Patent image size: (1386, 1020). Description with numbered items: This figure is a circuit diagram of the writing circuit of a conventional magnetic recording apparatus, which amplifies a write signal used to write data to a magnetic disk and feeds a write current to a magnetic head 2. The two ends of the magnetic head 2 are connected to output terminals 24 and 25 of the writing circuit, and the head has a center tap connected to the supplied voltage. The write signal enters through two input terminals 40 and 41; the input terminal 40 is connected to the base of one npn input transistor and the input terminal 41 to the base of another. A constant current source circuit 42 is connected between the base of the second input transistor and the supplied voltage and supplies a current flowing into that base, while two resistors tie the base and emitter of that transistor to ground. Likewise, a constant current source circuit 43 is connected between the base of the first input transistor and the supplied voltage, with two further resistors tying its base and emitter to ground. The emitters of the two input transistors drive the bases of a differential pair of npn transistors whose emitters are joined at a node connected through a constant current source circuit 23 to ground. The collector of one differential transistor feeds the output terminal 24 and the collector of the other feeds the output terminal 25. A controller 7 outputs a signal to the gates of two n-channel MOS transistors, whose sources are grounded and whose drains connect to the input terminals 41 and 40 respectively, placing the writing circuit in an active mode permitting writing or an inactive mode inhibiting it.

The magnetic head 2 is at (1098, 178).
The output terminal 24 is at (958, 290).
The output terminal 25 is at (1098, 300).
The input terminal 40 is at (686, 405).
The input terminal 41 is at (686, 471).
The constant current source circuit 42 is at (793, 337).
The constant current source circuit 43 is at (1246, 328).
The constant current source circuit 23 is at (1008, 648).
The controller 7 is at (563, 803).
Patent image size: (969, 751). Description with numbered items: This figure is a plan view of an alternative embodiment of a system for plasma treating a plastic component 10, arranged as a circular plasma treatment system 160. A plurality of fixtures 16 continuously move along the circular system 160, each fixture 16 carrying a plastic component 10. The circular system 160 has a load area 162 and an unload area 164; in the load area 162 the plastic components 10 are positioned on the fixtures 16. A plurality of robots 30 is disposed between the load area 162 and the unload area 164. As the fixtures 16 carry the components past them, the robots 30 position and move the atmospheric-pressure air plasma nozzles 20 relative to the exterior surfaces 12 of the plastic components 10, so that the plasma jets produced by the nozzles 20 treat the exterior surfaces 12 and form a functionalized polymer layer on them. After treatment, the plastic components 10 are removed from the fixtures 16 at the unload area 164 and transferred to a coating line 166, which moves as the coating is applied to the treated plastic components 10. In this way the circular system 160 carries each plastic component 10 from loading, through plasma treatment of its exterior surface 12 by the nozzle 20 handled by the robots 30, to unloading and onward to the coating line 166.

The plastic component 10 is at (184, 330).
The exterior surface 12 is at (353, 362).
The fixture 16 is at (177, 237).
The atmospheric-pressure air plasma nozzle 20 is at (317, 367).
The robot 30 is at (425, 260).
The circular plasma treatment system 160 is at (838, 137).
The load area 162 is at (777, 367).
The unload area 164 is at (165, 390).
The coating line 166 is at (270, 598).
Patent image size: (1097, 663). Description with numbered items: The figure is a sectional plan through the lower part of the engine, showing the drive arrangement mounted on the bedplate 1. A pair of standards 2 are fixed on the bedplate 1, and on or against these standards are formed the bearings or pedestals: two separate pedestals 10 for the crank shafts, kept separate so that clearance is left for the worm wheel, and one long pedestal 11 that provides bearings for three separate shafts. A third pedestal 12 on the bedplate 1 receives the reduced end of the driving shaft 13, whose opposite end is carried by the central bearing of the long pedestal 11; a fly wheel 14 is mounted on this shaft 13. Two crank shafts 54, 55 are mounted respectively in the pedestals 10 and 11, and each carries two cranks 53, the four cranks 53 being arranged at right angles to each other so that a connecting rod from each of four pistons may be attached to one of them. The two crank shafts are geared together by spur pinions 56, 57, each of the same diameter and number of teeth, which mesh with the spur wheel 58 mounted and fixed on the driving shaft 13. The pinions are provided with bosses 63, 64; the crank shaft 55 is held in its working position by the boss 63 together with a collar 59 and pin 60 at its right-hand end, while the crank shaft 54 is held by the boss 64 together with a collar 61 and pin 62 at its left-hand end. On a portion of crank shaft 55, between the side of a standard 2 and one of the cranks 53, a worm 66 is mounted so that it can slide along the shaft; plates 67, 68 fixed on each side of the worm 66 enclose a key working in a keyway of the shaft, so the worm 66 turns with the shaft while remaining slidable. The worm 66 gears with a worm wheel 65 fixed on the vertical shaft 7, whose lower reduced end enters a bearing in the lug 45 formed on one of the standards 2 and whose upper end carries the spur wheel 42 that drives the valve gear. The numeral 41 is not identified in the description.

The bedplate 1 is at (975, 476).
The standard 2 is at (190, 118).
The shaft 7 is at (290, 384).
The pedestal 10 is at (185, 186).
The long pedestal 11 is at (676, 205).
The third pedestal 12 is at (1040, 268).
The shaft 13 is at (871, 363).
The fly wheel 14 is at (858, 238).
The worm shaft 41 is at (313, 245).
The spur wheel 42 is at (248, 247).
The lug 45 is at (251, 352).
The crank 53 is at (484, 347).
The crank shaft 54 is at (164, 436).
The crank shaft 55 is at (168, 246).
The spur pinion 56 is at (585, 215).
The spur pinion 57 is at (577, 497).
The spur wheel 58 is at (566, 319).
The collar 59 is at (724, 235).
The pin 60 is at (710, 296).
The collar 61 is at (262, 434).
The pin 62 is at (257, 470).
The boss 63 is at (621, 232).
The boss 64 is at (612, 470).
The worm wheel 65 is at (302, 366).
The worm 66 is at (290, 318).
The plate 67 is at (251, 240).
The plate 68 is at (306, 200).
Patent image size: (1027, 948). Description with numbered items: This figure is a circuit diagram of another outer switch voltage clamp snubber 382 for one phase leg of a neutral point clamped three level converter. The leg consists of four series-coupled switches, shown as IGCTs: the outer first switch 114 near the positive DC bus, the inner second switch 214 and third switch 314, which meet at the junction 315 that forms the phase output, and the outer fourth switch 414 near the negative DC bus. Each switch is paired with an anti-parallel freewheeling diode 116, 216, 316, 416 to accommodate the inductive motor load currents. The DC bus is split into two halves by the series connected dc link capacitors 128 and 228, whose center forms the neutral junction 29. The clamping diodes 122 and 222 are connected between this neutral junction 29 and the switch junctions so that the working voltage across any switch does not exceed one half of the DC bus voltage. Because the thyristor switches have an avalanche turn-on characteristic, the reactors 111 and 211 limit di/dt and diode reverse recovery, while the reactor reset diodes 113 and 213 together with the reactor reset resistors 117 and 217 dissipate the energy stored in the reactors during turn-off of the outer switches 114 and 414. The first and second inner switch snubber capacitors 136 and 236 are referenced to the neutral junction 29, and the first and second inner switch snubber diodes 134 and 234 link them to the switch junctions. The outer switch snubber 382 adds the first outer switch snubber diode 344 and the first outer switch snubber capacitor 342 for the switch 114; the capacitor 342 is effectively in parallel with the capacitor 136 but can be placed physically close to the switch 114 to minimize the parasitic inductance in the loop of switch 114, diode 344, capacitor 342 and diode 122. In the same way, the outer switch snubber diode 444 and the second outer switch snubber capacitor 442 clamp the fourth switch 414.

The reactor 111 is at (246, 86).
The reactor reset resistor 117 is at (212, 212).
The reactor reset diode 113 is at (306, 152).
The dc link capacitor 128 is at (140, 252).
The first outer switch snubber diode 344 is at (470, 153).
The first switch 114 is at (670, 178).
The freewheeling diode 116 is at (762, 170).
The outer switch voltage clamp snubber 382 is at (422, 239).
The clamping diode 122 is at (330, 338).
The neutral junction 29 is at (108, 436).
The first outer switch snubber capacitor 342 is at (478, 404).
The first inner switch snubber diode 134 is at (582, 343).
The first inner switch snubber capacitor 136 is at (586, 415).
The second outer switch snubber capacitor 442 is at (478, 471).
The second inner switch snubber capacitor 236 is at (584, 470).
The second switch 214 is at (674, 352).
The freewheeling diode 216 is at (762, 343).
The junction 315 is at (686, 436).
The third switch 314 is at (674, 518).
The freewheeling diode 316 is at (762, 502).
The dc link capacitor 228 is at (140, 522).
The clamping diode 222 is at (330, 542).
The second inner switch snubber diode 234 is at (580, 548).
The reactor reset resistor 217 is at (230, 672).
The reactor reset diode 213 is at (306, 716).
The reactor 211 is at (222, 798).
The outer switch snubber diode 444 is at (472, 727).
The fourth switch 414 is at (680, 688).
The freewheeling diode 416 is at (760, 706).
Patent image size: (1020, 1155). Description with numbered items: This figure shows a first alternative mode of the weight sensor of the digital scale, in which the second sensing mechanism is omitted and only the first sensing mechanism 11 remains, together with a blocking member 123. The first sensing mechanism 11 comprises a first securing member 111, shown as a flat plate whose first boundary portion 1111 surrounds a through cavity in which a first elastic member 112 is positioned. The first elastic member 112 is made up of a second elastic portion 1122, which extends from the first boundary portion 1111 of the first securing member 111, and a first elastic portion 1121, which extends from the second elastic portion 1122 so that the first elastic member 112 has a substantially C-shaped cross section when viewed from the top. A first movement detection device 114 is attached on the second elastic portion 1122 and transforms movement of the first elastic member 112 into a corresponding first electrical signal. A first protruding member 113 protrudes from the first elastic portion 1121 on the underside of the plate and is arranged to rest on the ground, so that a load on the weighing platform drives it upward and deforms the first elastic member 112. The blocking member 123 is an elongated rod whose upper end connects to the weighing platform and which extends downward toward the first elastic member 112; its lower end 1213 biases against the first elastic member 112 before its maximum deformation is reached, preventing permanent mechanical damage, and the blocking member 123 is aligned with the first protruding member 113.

# # #

▶ [WHAT TO WORK ON]: Copy the rows from the line containing "Patent image size: (969, 751)." through the line containing "The robot 30 is at (425, 260).", both ends included, reproducing each one without any change.

▶ [TASK RESULT]:
Patent image size: (969, 751). Description with numbered items: This figure is a plan view of an alternative embodiment of a system for plasma treating a plastic component 10, arranged as a circular plasma treatment system 160. A plurality of fixtures 16 continuously move along the circular system 160, each fixture 16 carrying a plastic component 10. The circular system 160 has a load area 162 and an unload area 164; in the load area 162 the plastic components 10 are positioned on the fixtures 16. A plurality of robots 30 is disposed between the load area 162 and the unload area 164. As the fixtures 16 carry the components past them, the robots 30 position and move the atmospheric-pressure air plasma nozzles 20 relative to the exterior surfaces 12 of the plastic components 10, so that the plasma jets produced by the nozzles 20 treat the exterior surfaces 12 and form a functionalized polymer layer on them. After treatment, the plastic components 10 are removed from the fixtures 16 at the unload area 164 and transferred to a coating line 166, which moves as the coating is applied to the treated plastic components 10. In this way the circular system 160 carries each plastic component 10 from loading, through plasma treatment of its exterior surface 12 by the nozzle 20 handled by the robots 30, to unloading and onward to the coating line 166.

The plastic component 10 is at (184, 330).
The exterior surface 12 is at (353, 362).
The fixture 16 is at (177, 237).
The atmospheric-pressure air plasma nozzle 20 is at (317, 367).
The robot 30 is at (425, 260).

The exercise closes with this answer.